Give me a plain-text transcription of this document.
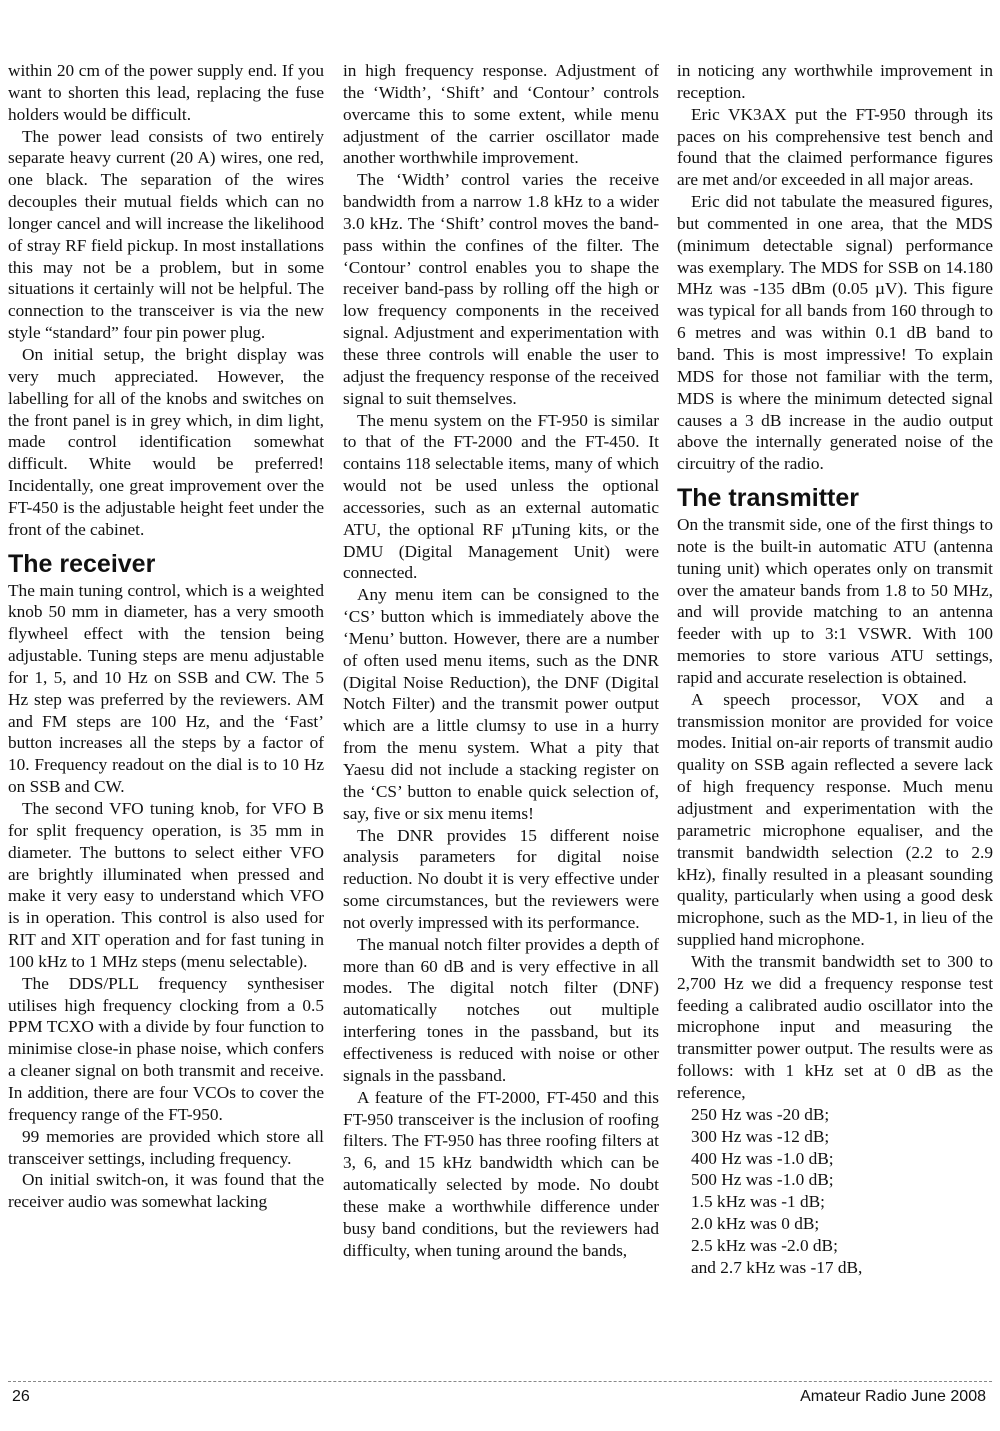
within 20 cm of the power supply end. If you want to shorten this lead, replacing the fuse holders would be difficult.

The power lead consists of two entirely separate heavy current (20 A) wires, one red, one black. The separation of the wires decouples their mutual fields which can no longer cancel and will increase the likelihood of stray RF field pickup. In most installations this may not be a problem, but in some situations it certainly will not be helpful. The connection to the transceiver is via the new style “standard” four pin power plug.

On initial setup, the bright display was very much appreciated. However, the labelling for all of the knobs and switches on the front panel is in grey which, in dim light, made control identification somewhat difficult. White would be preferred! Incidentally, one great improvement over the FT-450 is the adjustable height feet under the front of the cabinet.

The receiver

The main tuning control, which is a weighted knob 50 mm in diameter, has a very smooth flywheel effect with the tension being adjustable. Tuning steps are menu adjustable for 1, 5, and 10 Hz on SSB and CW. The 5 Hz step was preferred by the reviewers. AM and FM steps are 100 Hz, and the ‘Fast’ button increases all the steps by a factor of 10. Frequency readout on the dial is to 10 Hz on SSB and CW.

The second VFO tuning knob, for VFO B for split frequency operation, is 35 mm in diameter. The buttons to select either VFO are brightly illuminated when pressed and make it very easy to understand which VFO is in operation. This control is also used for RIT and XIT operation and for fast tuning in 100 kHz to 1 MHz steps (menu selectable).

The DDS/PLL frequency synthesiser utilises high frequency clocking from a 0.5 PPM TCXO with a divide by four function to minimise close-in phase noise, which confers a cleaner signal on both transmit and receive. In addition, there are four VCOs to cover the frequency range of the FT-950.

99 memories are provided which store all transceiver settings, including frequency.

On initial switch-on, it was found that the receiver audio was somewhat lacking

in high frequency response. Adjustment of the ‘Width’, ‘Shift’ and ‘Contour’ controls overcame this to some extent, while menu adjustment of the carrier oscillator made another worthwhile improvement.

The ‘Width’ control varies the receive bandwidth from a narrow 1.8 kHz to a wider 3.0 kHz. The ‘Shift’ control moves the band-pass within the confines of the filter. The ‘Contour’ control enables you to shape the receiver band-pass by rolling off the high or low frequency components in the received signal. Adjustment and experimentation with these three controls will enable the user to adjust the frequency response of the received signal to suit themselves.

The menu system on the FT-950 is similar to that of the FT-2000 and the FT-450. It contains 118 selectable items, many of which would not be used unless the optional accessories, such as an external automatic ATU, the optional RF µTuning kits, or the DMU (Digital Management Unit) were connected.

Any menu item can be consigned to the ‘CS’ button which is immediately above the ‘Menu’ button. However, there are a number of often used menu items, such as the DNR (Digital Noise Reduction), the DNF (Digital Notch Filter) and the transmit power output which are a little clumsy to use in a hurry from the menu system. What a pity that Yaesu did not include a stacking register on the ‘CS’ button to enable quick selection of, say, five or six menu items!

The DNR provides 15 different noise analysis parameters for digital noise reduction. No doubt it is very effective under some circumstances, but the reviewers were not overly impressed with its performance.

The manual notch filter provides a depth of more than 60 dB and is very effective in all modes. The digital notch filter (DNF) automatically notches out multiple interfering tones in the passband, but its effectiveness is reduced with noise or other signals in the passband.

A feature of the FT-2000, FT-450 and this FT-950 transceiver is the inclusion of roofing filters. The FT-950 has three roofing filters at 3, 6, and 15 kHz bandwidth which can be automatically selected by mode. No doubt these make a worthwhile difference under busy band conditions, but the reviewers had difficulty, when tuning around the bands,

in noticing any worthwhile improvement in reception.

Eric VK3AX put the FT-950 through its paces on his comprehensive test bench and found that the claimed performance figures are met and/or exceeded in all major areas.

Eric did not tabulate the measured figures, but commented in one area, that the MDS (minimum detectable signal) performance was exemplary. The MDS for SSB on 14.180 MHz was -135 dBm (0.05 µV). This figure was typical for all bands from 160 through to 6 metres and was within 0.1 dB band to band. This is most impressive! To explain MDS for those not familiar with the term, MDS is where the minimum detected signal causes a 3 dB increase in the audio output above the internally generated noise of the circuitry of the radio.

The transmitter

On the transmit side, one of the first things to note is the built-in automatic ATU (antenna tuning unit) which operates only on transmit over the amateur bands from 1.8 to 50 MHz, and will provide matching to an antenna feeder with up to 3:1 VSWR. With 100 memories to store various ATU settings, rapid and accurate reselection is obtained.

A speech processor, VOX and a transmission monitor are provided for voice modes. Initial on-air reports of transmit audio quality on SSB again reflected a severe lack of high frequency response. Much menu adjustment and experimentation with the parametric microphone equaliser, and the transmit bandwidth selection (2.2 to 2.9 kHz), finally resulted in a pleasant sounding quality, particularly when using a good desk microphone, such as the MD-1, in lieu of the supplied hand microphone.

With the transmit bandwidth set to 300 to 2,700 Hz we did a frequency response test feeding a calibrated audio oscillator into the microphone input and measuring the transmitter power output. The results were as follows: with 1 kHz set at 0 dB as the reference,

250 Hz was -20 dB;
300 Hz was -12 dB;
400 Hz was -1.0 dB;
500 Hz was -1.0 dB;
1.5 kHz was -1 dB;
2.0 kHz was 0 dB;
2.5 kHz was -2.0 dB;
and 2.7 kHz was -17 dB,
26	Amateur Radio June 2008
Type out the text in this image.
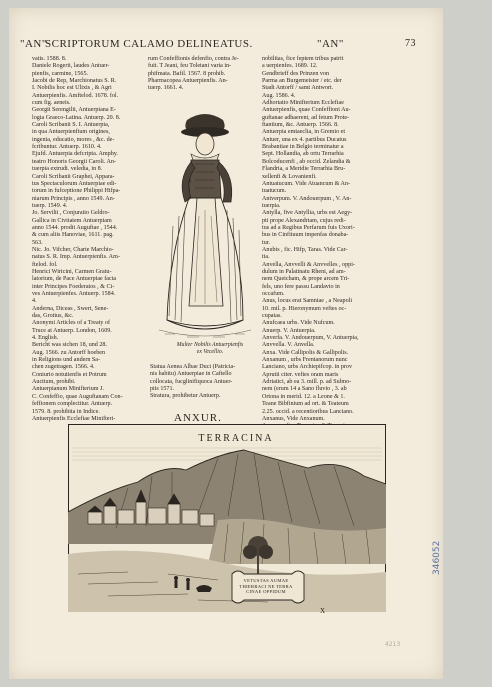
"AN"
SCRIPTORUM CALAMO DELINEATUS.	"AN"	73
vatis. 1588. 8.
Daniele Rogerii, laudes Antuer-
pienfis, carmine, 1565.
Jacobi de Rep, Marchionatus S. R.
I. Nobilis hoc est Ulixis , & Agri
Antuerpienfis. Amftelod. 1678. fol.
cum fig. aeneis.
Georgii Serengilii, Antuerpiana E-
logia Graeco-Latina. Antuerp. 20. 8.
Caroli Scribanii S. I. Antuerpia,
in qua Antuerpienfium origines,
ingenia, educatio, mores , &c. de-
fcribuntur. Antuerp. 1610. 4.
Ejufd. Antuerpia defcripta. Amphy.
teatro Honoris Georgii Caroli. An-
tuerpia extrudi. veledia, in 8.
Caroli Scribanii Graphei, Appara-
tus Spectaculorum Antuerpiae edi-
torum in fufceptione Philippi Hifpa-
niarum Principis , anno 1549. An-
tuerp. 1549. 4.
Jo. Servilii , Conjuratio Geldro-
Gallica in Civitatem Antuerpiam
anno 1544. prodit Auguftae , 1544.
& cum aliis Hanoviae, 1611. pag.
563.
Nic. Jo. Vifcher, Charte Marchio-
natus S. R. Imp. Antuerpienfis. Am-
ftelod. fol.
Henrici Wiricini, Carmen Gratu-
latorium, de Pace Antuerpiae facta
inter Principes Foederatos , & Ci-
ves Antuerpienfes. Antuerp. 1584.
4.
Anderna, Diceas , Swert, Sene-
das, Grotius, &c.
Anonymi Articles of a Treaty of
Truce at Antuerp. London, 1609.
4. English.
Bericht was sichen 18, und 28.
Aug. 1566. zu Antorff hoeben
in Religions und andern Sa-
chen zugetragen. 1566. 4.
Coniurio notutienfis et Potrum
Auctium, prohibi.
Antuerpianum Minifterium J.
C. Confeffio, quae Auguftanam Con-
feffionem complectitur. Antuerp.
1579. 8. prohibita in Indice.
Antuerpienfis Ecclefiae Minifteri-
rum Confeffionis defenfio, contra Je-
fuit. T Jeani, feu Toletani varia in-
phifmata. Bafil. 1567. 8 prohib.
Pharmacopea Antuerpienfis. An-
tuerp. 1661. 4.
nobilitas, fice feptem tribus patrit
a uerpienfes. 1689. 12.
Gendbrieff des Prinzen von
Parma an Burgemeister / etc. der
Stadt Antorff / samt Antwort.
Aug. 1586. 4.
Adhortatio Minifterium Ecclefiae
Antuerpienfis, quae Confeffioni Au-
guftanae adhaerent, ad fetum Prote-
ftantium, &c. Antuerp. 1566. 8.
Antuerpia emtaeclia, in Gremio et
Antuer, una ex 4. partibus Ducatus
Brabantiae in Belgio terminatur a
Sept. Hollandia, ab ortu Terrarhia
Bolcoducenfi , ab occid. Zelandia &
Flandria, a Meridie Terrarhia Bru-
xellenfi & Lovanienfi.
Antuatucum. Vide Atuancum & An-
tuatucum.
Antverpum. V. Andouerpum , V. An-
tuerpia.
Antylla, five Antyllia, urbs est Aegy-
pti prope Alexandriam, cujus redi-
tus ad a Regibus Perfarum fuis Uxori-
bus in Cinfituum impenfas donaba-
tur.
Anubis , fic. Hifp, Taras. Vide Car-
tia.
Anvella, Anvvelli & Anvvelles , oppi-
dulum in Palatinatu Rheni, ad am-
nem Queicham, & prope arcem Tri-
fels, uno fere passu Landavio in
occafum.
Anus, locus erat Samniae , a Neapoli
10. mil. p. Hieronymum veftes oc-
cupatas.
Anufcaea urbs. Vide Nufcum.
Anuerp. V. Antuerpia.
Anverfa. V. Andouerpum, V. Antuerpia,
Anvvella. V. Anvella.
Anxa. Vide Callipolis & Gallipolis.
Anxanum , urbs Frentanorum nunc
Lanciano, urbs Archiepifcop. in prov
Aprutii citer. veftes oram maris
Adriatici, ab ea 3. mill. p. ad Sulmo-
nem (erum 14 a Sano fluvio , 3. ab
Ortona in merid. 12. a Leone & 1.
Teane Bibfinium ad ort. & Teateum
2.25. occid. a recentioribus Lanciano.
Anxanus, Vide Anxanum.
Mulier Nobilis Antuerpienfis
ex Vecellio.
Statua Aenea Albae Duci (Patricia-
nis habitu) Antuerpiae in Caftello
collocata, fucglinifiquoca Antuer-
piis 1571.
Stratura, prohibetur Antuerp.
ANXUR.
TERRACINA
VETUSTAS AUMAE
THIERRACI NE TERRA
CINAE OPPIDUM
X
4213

» **Work to be completed**: Report the number of lines above containing the word "urbs", with no other text.

» **Correct response**: 4